# START OF Data provided

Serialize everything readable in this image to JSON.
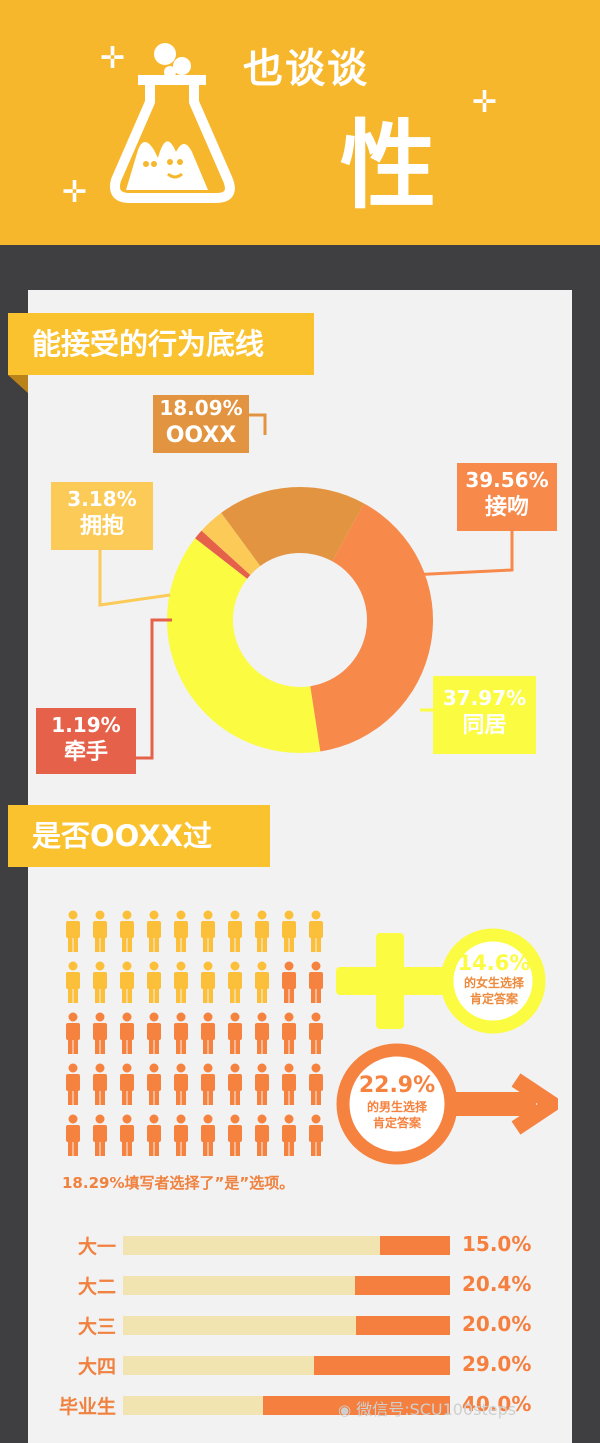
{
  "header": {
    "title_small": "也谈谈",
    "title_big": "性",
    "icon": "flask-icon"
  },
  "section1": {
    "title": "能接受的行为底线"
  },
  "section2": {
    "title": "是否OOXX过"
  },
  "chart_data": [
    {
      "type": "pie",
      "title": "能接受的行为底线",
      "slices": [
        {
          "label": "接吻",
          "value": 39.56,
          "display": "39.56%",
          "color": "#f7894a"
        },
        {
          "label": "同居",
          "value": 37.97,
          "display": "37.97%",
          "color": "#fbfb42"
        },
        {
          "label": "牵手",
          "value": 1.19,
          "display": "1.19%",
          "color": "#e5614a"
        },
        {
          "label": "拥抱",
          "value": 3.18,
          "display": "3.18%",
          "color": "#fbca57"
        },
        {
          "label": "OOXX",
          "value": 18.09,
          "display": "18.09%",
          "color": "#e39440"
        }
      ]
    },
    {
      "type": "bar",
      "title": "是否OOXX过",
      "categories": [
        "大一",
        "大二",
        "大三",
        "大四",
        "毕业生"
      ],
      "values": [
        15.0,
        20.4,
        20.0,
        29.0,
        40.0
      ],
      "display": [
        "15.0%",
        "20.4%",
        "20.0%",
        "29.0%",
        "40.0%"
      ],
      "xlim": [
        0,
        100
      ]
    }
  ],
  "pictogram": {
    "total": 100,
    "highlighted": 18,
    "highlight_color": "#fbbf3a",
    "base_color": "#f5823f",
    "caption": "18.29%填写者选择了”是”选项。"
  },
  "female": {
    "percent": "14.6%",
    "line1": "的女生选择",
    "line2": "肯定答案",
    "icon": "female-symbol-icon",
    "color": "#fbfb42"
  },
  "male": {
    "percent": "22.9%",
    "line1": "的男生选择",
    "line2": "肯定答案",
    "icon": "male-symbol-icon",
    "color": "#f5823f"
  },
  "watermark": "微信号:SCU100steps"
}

# END OF Data provided
# START OF Data provided

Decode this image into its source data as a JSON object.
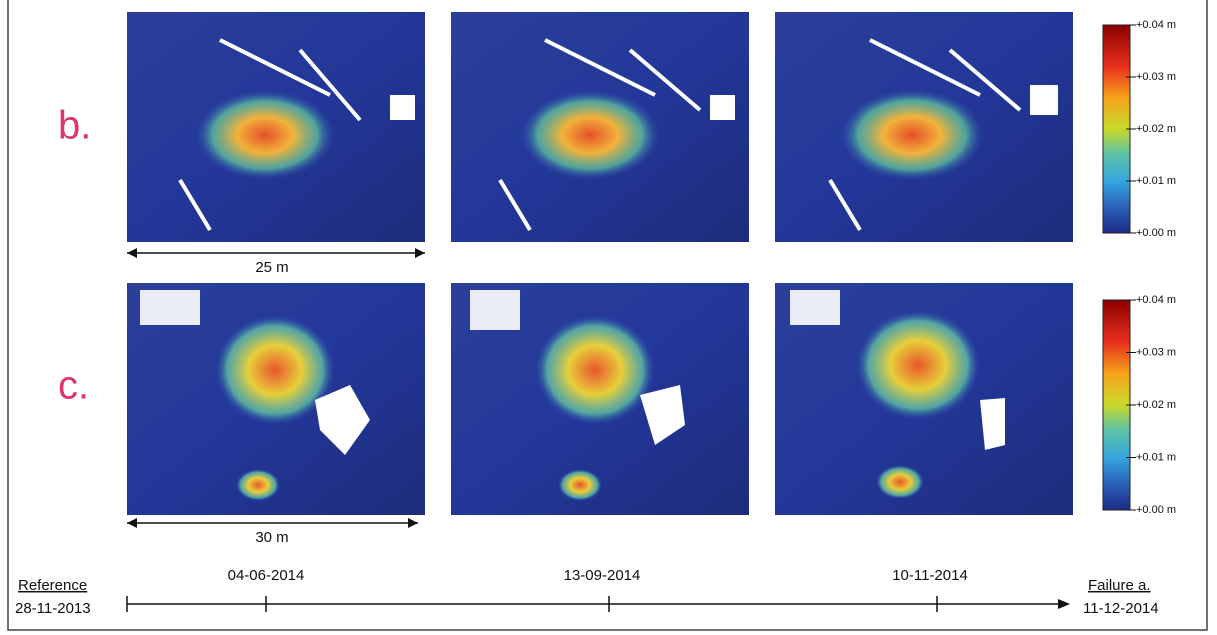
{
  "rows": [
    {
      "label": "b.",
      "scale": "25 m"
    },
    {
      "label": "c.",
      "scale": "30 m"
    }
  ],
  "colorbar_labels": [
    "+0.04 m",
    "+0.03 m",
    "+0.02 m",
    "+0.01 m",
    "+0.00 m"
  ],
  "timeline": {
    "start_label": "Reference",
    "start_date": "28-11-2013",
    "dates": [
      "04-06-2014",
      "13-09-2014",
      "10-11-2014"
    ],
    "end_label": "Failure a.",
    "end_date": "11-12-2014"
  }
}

# END OF Data provided

- **Written task**
Within the data above, count the lines that contain the string "JSON"; the reply is the number alone.

- **Response below**
2